_PAGE TEXT_
>>>

# early ETEC Evinrudes



## water bouy (Mar 19, 2017)

I've been looking around for a 30-40 hp tiller ETEC as an excuse to buy a larger boat but I read that the early ones were very unreliable?


----------



## Pappy (Mar 19, 2017)

Let me guess.............you read it on the Internet!


----------



## water bouy (Mar 19, 2017)

Yes. Trying to figure out when they were first made. I have a bee line on a 2000 model which is in the period when they were in trouble?


----------



## tomme boy (Mar 20, 2017)

If it is a 2000 it is a Ficht. I think they made the 115, 150, 175,200 hp. They did not have the 40-60, or the 25, 30 DI motors then. The early Ficht motors were JUNK. BASS had teams of mechanics at the Tourney's to fix all the blown up and non running motors. That was one of the reasons that OMC went out of business. 

Bombardier bought OMC and shut down production of all motors so they could get a handle on what the problems were. The first year they only made a few motors of certain hp so they could fix the problems. When they came back out with the ETEC most all problems were fixed until they had the hairbrained idea to send the 25 and 30 to china to be made. Well they had problems and brought the motors back to US to be built. But they still had problems with the electrical systems. 

I had a 40hp ETEC and it had a couple problems but it was taken care of. The main problem I had with it was there was no power. It was a dog! SLOW! It had a lot of torque and pulling power but no top end.


----------



## water bouy (Mar 20, 2017)

Thanks, TB. So Ficht did not make the 40 hp I'm looking at? It feels like I'm on a goose chase being on a tight budget but the ETECs look like the go-to motor compared to a 4 stroke. I called Evinrude but they're about as helpful as calling Walmart.

Called back and hit button #3 instead of #2 and found out that Suzuki made it in 2000. The first ETECs were made in 2004.

<<<

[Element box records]
>>>

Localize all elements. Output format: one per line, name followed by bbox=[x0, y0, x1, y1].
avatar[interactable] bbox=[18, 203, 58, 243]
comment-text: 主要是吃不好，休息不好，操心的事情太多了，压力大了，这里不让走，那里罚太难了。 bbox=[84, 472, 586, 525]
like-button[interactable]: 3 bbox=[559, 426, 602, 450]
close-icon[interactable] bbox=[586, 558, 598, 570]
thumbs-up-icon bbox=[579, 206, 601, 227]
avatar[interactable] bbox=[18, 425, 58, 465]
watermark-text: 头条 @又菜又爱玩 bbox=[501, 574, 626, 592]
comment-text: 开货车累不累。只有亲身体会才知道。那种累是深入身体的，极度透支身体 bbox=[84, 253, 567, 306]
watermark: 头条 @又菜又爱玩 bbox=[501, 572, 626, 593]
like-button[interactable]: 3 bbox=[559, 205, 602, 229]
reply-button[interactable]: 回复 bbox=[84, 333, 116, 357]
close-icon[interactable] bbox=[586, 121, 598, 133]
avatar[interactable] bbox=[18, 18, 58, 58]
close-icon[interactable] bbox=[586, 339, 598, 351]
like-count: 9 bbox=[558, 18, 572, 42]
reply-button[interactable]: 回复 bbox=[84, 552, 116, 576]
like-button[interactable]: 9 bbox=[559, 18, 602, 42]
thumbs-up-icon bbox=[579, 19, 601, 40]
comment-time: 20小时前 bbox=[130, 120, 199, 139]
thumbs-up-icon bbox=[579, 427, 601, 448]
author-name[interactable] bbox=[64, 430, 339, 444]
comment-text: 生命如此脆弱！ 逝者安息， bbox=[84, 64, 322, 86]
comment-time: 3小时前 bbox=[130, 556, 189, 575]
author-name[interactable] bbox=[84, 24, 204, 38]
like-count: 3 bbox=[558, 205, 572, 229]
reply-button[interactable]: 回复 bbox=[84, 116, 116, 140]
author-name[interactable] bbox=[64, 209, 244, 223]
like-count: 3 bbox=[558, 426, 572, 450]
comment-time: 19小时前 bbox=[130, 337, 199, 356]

<<<

_CHALLENGES_
(a) According to the forum thread on early ETEC Evinrudes, why did Bombardier shut down production of all motors after buying OMC? Answer in one to three sentences.
(b) In the ETEC forum thread, which company made the 2000 motor, according to the second call to Evinrude?
(c) Extend the forum thread on early ETEC Evinrudes with a further reply.

_EXERCISE RESULTS_
(a) Bombardier shut down production of all motors so it could get a handle on what the problems were. In the first year afterward, it made only a few motors of certain horsepower so the problems could be fixed.

(b) Suzuki made it.

(c)
----------



## nowgrn4 (Mar 23, 2017)

I thought only the early 150 and 175HP DI V-6's were time bombs. My '99 115HP Fitch still runs great. Of course I'm easily 40HP over the hulls rated power so I never have run the engine hard. I can't, it's way too scary.


----------



## bassin0331 (Mar 29, 2017)

I can't speak on the old ones but I caught a new 2016 25 etec and it's amazing. Plenty of power and I can hit 30 fully loaded in my 1448 grizzly which is 500 pounds and I'm 270. So if you can afford it I'd recommend a new one. 10 year warranty and no maintenance for 3 yeara


----------



## tomme boy (Apr 7, 2017)

One of the main problems they found out with the early DI omc's was the pistons were not made with the right alloy that the engineer's called for. The bean counters over rode them and had the pistons made in Mexico with a different alloy and the heat treat was all over the place. that was why some motors blew up in the first 20 hours and some never blew.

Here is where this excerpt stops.